• DATA TO USE:
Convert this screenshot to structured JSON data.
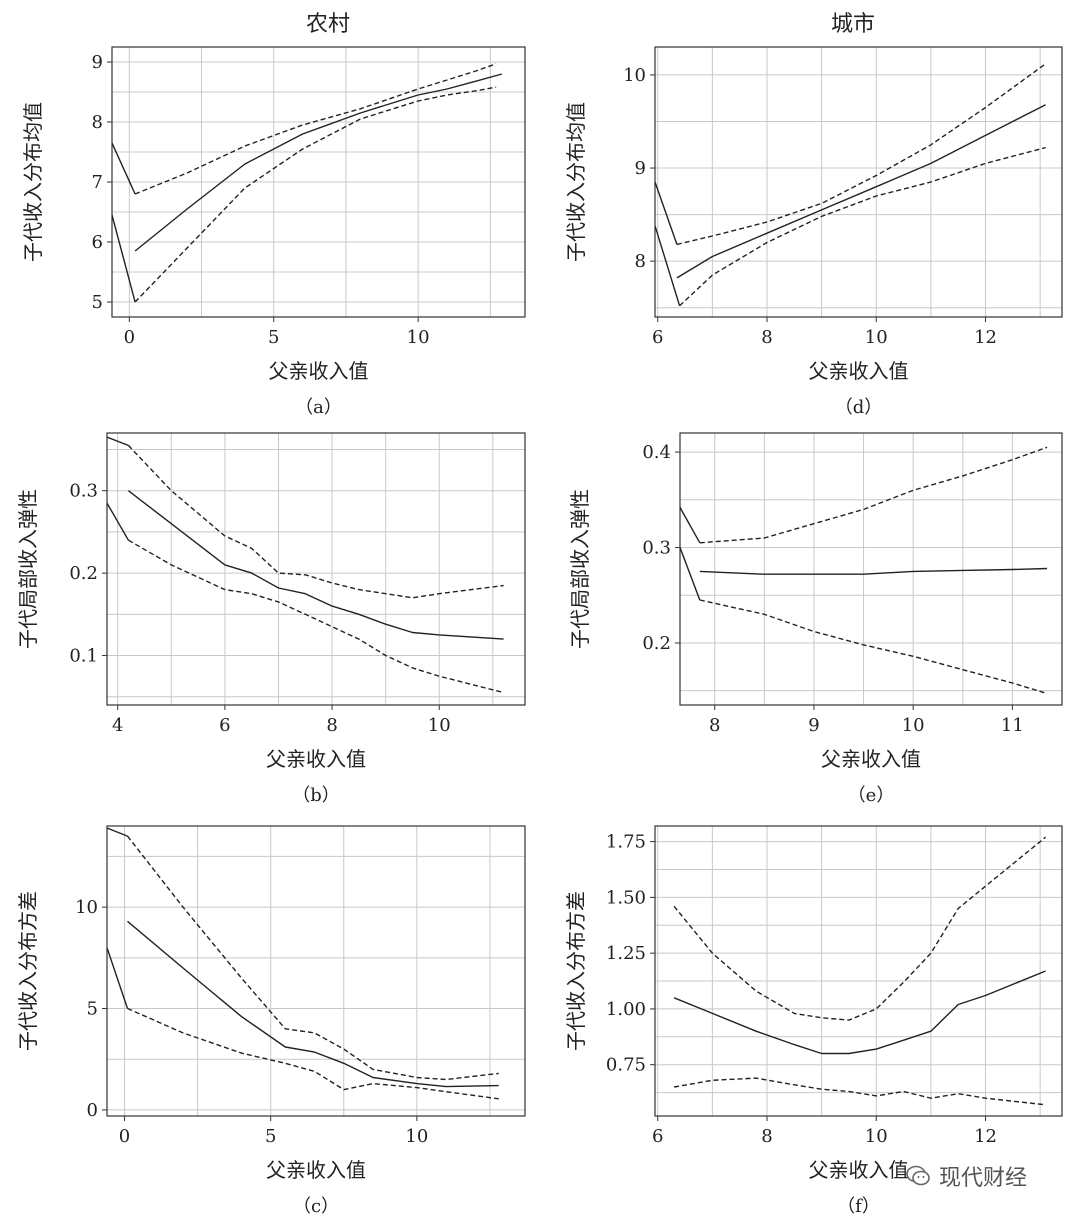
{
  "column_titles": [
    "农村",
    "城市"
  ],
  "watermark": {
    "text": "现代财经"
  },
  "colors": {
    "line": "#222222",
    "grid": "#c8c8c8",
    "frame": "#333333"
  },
  "chart_data": [
    {
      "id": "a",
      "type": "line",
      "caption": "（a）",
      "xlabel": "父亲收入值",
      "ylabel": "子代收入分布均值",
      "xlim": [
        -0.6,
        13.7
      ],
      "ylim": [
        4.75,
        9.25
      ],
      "xticks": [
        0,
        5,
        10
      ],
      "yticks": [
        5,
        6,
        7,
        8,
        9
      ],
      "series": [
        {
          "style": "solid",
          "x": [
            0.2,
            2,
            4,
            6,
            8,
            10,
            11,
            12,
            12.9
          ],
          "y": [
            5.85,
            6.55,
            7.3,
            7.8,
            8.15,
            8.45,
            8.55,
            8.68,
            8.8
          ]
        },
        {
          "style": "dashed",
          "x": [
            0.2,
            2,
            4,
            6,
            8,
            10,
            11,
            12,
            12.7
          ],
          "y": [
            6.8,
            7.15,
            7.6,
            7.95,
            8.22,
            8.55,
            8.7,
            8.85,
            8.97
          ]
        },
        {
          "style": "dashed",
          "x": [
            0.2,
            2,
            4,
            6,
            8,
            10,
            11,
            12,
            12.7
          ],
          "y": [
            5.0,
            5.9,
            6.9,
            7.55,
            8.05,
            8.35,
            8.45,
            8.52,
            8.58
          ]
        },
        {
          "style": "solid",
          "x": [
            -0.6,
            0.2
          ],
          "y": [
            7.65,
            6.8
          ]
        },
        {
          "style": "solid",
          "x": [
            -0.6,
            0.2
          ],
          "y": [
            6.45,
            5.0
          ]
        }
      ]
    },
    {
      "id": "d",
      "type": "line",
      "caption": "（d）",
      "title": "城市",
      "xlabel": "父亲收入值",
      "ylabel": "子代收入分布均值",
      "xlim": [
        5.95,
        13.4
      ],
      "ylim": [
        7.4,
        10.3
      ],
      "xticks": [
        6,
        8,
        10,
        12
      ],
      "yticks": [
        8,
        9,
        10
      ],
      "series": [
        {
          "style": "solid",
          "x": [
            6.35,
            7,
            8,
            9,
            10,
            11,
            12,
            13.1
          ],
          "y": [
            7.82,
            8.05,
            8.3,
            8.55,
            8.8,
            9.05,
            9.35,
            9.68
          ]
        },
        {
          "style": "dashed",
          "x": [
            6.35,
            7,
            8,
            9,
            10,
            11,
            12,
            13.1
          ],
          "y": [
            8.18,
            8.27,
            8.42,
            8.62,
            8.92,
            9.25,
            9.65,
            10.12
          ]
        },
        {
          "style": "dashed",
          "x": [
            6.4,
            7,
            8,
            9,
            10,
            11,
            12,
            13.1
          ],
          "y": [
            7.52,
            7.85,
            8.2,
            8.48,
            8.7,
            8.85,
            9.05,
            9.22
          ]
        },
        {
          "style": "solid",
          "x": [
            5.95,
            6.35
          ],
          "y": [
            8.85,
            8.18
          ]
        },
        {
          "style": "solid",
          "x": [
            5.95,
            6.4
          ],
          "y": [
            8.38,
            7.52
          ]
        }
      ]
    },
    {
      "id": "b",
      "type": "line",
      "caption": "（b）",
      "xlabel": "父亲收入值",
      "ylabel": "子代局部收入弹性",
      "xlim": [
        3.8,
        11.6
      ],
      "ylim": [
        0.04,
        0.37
      ],
      "xticks": [
        4,
        6,
        8,
        10
      ],
      "yticks": [
        0.1,
        0.2,
        0.3
      ],
      "ytick_labels": [
        "0.1",
        "0.2",
        "0.3"
      ],
      "series": [
        {
          "style": "solid",
          "x": [
            4.2,
            5,
            6,
            6.5,
            7,
            7.5,
            8,
            8.5,
            9,
            9.5,
            10,
            11.2
          ],
          "y": [
            0.3,
            0.26,
            0.21,
            0.2,
            0.182,
            0.175,
            0.16,
            0.15,
            0.138,
            0.128,
            0.125,
            0.12
          ]
        },
        {
          "style": "dashed",
          "x": [
            4.2,
            5,
            6,
            6.5,
            7,
            7.5,
            8,
            8.5,
            9,
            9.5,
            10,
            11.2
          ],
          "y": [
            0.355,
            0.3,
            0.245,
            0.23,
            0.2,
            0.198,
            0.188,
            0.18,
            0.175,
            0.17,
            0.175,
            0.185
          ]
        },
        {
          "style": "dashed",
          "x": [
            4.2,
            5,
            6,
            6.5,
            7,
            7.5,
            8,
            8.5,
            9,
            9.5,
            10,
            11.2
          ],
          "y": [
            0.24,
            0.21,
            0.18,
            0.175,
            0.165,
            0.15,
            0.135,
            0.12,
            0.1,
            0.085,
            0.075,
            0.055
          ]
        },
        {
          "style": "solid",
          "x": [
            3.8,
            4.2
          ],
          "y": [
            0.365,
            0.355
          ]
        },
        {
          "style": "solid",
          "x": [
            3.8,
            4.2
          ],
          "y": [
            0.285,
            0.24
          ]
        }
      ]
    },
    {
      "id": "e",
      "type": "line",
      "caption": "（e）",
      "xlabel": "父亲收入值",
      "ylabel": "子代局部收入弹性",
      "xlim": [
        7.65,
        11.5
      ],
      "ylim": [
        0.135,
        0.42
      ],
      "xticks": [
        8,
        9,
        10,
        11
      ],
      "yticks": [
        0.2,
        0.3,
        0.4
      ],
      "ytick_labels": [
        "0.2",
        "0.3",
        "0.4"
      ],
      "series": [
        {
          "style": "solid",
          "x": [
            7.85,
            8.5,
            9,
            9.5,
            10,
            10.5,
            11,
            11.35
          ],
          "y": [
            0.275,
            0.272,
            0.272,
            0.272,
            0.275,
            0.276,
            0.277,
            0.278
          ]
        },
        {
          "style": "dashed",
          "x": [
            7.85,
            8.5,
            9,
            9.5,
            10,
            10.5,
            11,
            11.35
          ],
          "y": [
            0.305,
            0.31,
            0.325,
            0.34,
            0.36,
            0.375,
            0.392,
            0.405
          ]
        },
        {
          "style": "dashed",
          "x": [
            7.85,
            8.5,
            9,
            9.5,
            10,
            10.5,
            11,
            11.35
          ],
          "y": [
            0.245,
            0.23,
            0.212,
            0.198,
            0.186,
            0.172,
            0.158,
            0.147
          ]
        },
        {
          "style": "solid",
          "x": [
            7.65,
            7.85
          ],
          "y": [
            0.342,
            0.305
          ]
        },
        {
          "style": "solid",
          "x": [
            7.65,
            7.85
          ],
          "y": [
            0.3,
            0.245
          ]
        }
      ]
    },
    {
      "id": "c",
      "type": "line",
      "caption": "（c）",
      "xlabel": "父亲收入值",
      "ylabel": "子代收入分布方差",
      "xlim": [
        -0.6,
        13.7
      ],
      "ylim": [
        -0.3,
        14
      ],
      "xticks": [
        0,
        5,
        10
      ],
      "yticks": [
        0,
        5,
        10
      ],
      "series": [
        {
          "style": "solid",
          "x": [
            0.1,
            2,
            4,
            5.5,
            6.5,
            7.5,
            8.5,
            10,
            11,
            12.8
          ],
          "y": [
            9.3,
            7.0,
            4.6,
            3.1,
            2.85,
            2.3,
            1.6,
            1.3,
            1.15,
            1.2
          ]
        },
        {
          "style": "dashed",
          "x": [
            0.1,
            2,
            4,
            5.5,
            6.5,
            7.5,
            8.5,
            10,
            11,
            12.8
          ],
          "y": [
            13.5,
            10.0,
            6.5,
            4.0,
            3.8,
            3.0,
            2.0,
            1.6,
            1.5,
            1.8
          ]
        },
        {
          "style": "dashed",
          "x": [
            0.1,
            2,
            4,
            5.5,
            6.5,
            7.5,
            8.5,
            10,
            11,
            12.8
          ],
          "y": [
            5.0,
            3.8,
            2.8,
            2.3,
            1.9,
            1.0,
            1.3,
            1.1,
            0.9,
            0.55
          ]
        },
        {
          "style": "solid",
          "x": [
            -0.6,
            0.1
          ],
          "y": [
            13.9,
            13.5
          ]
        },
        {
          "style": "solid",
          "x": [
            -0.6,
            0.1
          ],
          "y": [
            8.0,
            5.0
          ]
        }
      ]
    },
    {
      "id": "f",
      "type": "line",
      "caption": "（f）",
      "xlabel": "父亲收入值",
      "ylabel": "子代收入分布方差",
      "xlim": [
        5.95,
        13.4
      ],
      "ylim": [
        0.52,
        1.82
      ],
      "xticks": [
        6,
        8,
        10,
        12
      ],
      "yticks": [
        0.75,
        1.0,
        1.25,
        1.5,
        1.75
      ],
      "ytick_labels": [
        "0.75",
        "1.00",
        "1.25",
        "1.50",
        "1.75"
      ],
      "series": [
        {
          "style": "solid",
          "x": [
            6.3,
            7,
            7.8,
            8.5,
            9,
            9.5,
            10,
            10.5,
            11,
            11.5,
            12,
            13.1
          ],
          "y": [
            1.05,
            0.98,
            0.9,
            0.84,
            0.8,
            0.8,
            0.82,
            0.86,
            0.9,
            1.02,
            1.06,
            1.17
          ]
        },
        {
          "style": "dashed",
          "x": [
            6.3,
            7,
            7.8,
            8.5,
            9,
            9.5,
            10,
            10.5,
            11,
            11.5,
            12,
            13.1
          ],
          "y": [
            1.46,
            1.25,
            1.08,
            0.98,
            0.96,
            0.95,
            1.0,
            1.12,
            1.25,
            1.45,
            1.55,
            1.77
          ]
        },
        {
          "style": "dashed",
          "x": [
            6.3,
            7,
            7.8,
            8.5,
            9,
            9.5,
            10,
            10.5,
            11,
            11.5,
            12,
            13.1
          ],
          "y": [
            0.65,
            0.68,
            0.69,
            0.66,
            0.64,
            0.63,
            0.61,
            0.63,
            0.6,
            0.62,
            0.6,
            0.57
          ]
        }
      ]
    }
  ]
}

• TASK:
Only the number is wanted: how many lines of the material contain the word "caption"?

• COMPLETE ANSWER:
6